== RECORD EXTRACTS ==
#####
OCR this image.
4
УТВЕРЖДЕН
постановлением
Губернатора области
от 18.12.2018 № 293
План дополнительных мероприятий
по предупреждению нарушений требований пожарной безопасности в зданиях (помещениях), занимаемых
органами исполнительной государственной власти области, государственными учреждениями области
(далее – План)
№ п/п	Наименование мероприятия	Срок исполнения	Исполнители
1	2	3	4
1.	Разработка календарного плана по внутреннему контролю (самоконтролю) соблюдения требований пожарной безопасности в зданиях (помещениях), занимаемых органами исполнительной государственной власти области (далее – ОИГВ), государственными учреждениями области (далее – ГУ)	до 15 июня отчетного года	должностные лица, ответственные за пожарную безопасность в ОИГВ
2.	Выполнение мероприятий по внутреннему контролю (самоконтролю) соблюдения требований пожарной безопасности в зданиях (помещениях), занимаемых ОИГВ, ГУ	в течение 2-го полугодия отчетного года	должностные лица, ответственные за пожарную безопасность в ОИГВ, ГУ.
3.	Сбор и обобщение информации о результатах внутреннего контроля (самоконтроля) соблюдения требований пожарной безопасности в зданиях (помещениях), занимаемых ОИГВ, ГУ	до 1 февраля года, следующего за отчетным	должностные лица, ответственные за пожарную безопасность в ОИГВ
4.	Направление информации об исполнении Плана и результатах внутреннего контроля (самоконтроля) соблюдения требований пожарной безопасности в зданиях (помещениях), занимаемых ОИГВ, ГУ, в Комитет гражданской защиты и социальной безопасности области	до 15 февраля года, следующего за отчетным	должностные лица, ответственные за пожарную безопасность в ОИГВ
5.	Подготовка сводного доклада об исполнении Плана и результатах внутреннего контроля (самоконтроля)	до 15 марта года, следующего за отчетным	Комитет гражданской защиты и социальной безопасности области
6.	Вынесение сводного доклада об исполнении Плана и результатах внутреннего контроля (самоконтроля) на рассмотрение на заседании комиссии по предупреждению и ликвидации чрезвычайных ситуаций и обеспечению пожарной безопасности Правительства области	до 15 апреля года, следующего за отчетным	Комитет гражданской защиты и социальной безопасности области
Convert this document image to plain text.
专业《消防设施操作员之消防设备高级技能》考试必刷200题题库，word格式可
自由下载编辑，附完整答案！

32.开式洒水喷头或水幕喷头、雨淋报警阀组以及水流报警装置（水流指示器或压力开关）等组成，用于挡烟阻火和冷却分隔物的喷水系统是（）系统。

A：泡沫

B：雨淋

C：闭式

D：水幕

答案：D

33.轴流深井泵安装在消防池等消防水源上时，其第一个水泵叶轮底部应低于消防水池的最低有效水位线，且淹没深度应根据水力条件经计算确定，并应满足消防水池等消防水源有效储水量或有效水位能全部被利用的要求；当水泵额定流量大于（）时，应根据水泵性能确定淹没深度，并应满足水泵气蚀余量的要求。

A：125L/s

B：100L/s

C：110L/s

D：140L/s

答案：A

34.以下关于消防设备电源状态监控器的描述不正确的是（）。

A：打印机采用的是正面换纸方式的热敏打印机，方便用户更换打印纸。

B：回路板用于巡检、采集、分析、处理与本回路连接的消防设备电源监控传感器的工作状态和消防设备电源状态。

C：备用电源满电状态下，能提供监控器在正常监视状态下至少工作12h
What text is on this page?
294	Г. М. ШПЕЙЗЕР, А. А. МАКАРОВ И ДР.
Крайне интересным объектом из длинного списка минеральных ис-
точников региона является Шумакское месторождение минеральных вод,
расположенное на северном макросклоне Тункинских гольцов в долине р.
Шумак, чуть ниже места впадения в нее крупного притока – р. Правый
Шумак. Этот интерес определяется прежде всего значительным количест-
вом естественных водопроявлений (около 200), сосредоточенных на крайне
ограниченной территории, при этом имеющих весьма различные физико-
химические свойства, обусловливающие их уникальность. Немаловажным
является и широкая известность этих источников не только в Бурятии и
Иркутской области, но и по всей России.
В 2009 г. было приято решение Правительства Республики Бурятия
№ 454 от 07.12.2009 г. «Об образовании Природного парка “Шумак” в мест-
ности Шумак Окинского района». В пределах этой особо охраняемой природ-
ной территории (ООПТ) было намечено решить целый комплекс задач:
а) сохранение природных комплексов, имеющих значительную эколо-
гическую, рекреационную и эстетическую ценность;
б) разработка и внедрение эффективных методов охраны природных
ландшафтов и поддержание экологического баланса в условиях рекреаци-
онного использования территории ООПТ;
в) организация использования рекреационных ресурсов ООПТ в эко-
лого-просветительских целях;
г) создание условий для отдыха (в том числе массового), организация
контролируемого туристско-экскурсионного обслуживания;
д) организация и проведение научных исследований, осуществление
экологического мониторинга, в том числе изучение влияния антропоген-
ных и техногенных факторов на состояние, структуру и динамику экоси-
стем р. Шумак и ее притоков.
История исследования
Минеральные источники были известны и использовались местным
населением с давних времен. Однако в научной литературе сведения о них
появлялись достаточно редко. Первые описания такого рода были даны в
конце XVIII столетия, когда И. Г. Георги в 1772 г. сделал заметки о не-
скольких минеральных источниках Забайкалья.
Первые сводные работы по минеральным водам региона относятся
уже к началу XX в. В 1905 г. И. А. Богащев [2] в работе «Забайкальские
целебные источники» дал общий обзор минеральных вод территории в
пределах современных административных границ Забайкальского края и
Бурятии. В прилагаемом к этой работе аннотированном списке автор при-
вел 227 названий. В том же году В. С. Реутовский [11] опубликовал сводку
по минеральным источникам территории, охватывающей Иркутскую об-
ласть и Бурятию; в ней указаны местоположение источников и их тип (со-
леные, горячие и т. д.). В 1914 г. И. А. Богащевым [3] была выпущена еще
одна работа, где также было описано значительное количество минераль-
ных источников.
#####
Exactly reproduce all of the entries above.

== FULL SOLUTION ==
OCR this image.
4
УТВЕРЖДЕН
постановлением
Губернатора области
от 18.12.2018 № 293
План дополнительных мероприятий
по предупреждению нарушений требований пожарной безопасности в зданиях (помещениях), занимаемых
органами исполнительной государственной власти области, государственными учреждениями области
(далее – План)
№ п/п	Наименование мероприятия	Срок исполнения	Исполнители
1	2	3	4
1.	Разработка календарного плана по внутреннему контролю (самоконтролю) соблюдения требований пожарной безопасности в зданиях (помещениях), занимаемых органами исполнительной государственной власти области (далее – ОИГВ), государственными учреждениями области (далее – ГУ)	до 15 июня отчетного года	должностные лица, ответственные за пожарную безопасность в ОИГВ
2.	Выполнение мероприятий по внутреннему контролю (самоконтролю) соблюдения требований пожарной безопасности в зданиях (помещениях), занимаемых ОИГВ, ГУ	в течение 2-го полугодия отчетного года	должностные лица, ответственные за пожарную безопасность в ОИГВ, ГУ.
3.	Сбор и обобщение информации о результатах внутреннего контроля (самоконтроля) соблюдения требований пожарной безопасности в зданиях (помещениях), занимаемых ОИГВ, ГУ	до 1 февраля года, следующего за отчетным	должностные лица, ответственные за пожарную безопасность в ОИГВ
4.	Направление информации об исполнении Плана и результатах внутреннего контроля (самоконтроля) соблюдения требований пожарной безопасности в зданиях (помещениях), занимаемых ОИГВ, ГУ, в Комитет гражданской защиты и социальной безопасности области	до 15 февраля года, следующего за отчетным	должностные лица, ответственные за пожарную безопасность в ОИГВ
5.	Подготовка сводного доклада об исполнении Плана и результатах внутреннего контроля (самоконтроля)	до 15 марта года, следующего за отчетным	Комитет гражданской защиты и социальной безопасности области
6.	Вынесение сводного доклада об исполнении Плана и результатах внутреннего контроля (самоконтроля) на рассмотрение на заседании комиссии по предупреждению и ликвидации чрезвычайных ситуаций и обеспечению пожарной безопасности Правительства области	до 15 апреля года, следующего за отчетным	Комитет гражданской защиты и социальной безопасности области
Convert this document image to plain text.
专业《消防设施操作员之消防设备高级技能》考试必刷200题题库，word格式可
自由下载编辑，附完整答案！

32.开式洒水喷头或水幕喷头、雨淋报警阀组以及水流报警装置（水流指示器或压力开关）等组成，用于挡烟阻火和冷却分隔物的喷水系统是（）系统。

A：泡沫

B：雨淋

C：闭式

D：水幕

答案：D

33.轴流深井泵安装在消防池等消防水源上时，其第一个水泵叶轮底部应低于消防水池的最低有效水位线，且淹没深度应根据水力条件经计算确定，并应满足消防水池等消防水源有效储水量或有效水位能全部被利用的要求；当水泵额定流量大于（）时，应根据水泵性能确定淹没深度，并应满足水泵气蚀余量的要求。

A：125L/s

B：100L/s

C：110L/s

D：140L/s

答案：A

34.以下关于消防设备电源状态监控器的描述不正确的是（）。

A：打印机采用的是正面换纸方式的热敏打印机，方便用户更换打印纸。

B：回路板用于巡检、采集、分析、处理与本回路连接的消防设备电源监控传感器的工作状态和消防设备电源状态。

C：备用电源满电状态下，能提供监控器在正常监视状态下至少工作12h
What text is on this page?
294	Г. М. ШПЕЙЗЕР, А. А. МАКАРОВ И ДР.
Крайне интересным объектом из длинного списка минеральных ис-
точников региона является Шумакское месторождение минеральных вод,
расположенное на северном макросклоне Тункинских гольцов в долине р.
Шумак, чуть ниже места впадения в нее крупного притока – р. Правый
Шумак. Этот интерес определяется прежде всего значительным количест-
вом естественных водопроявлений (около 200), сосредоточенных на крайне
ограниченной территории, при этом имеющих весьма различные физико-
химические свойства, обусловливающие их уникальность. Немаловажным
является и широкая известность этих источников не только в Бурятии и
Иркутской области, но и по всей России.
В 2009 г. было приято решение Правительства Республики Бурятия
№ 454 от 07.12.2009 г. «Об образовании Природного парка “Шумак” в мест-
ности Шумак Окинского района». В пределах этой особо охраняемой природ-
ной территории (ООПТ) было намечено решить целый комплекс задач:
а) сохранение природных комплексов, имеющих значительную эколо-
гическую, рекреационную и эстетическую ценность;
б) разработка и внедрение эффективных методов охраны природных
ландшафтов и поддержание экологического баланса в условиях рекреаци-
онного использования территории ООПТ;
в) организация использования рекреационных ресурсов ООПТ в эко-
лого-просветительских целях;
г) создание условий для отдыха (в том числе массового), организация
контролируемого туристско-экскурсионного обслуживания;
д) организация и проведение научных исследований, осуществление
экологического мониторинга, в том числе изучение влияния антропоген-
ных и техногенных факторов на состояние, структуру и динамику экоси-
стем р. Шумак и ее притоков.
История исследования
Минеральные источники были известны и использовались местным
населением с давних времен. Однако в научной литературе сведения о них
появлялись достаточно редко. Первые описания такого рода были даны в
конце XVIII столетия, когда И. Г. Георги в 1772 г. сделал заметки о не-
скольких минеральных источниках Забайкалья.
Первые сводные работы по минеральным водам региона относятся
уже к началу XX в. В 1905 г. И. А. Богащев [2] в работе «Забайкальские
целебные источники» дал общий обзор минеральных вод территории в
пределах современных административных границ Забайкальского края и
Бурятии. В прилагаемом к этой работе аннотированном списке автор при-
вел 227 названий. В том же году В. С. Реутовский [11] опубликовал сводку
по минеральным источникам территории, охватывающей Иркутскую об-
ласть и Бурятию; в ней указаны местоположение источников и их тип (со-
леные, горячие и т. д.). В 1914 г. И. А. Богащевым [3] была выпущена еще
одна работа, где также было описано значительное количество минераль-
ных источников.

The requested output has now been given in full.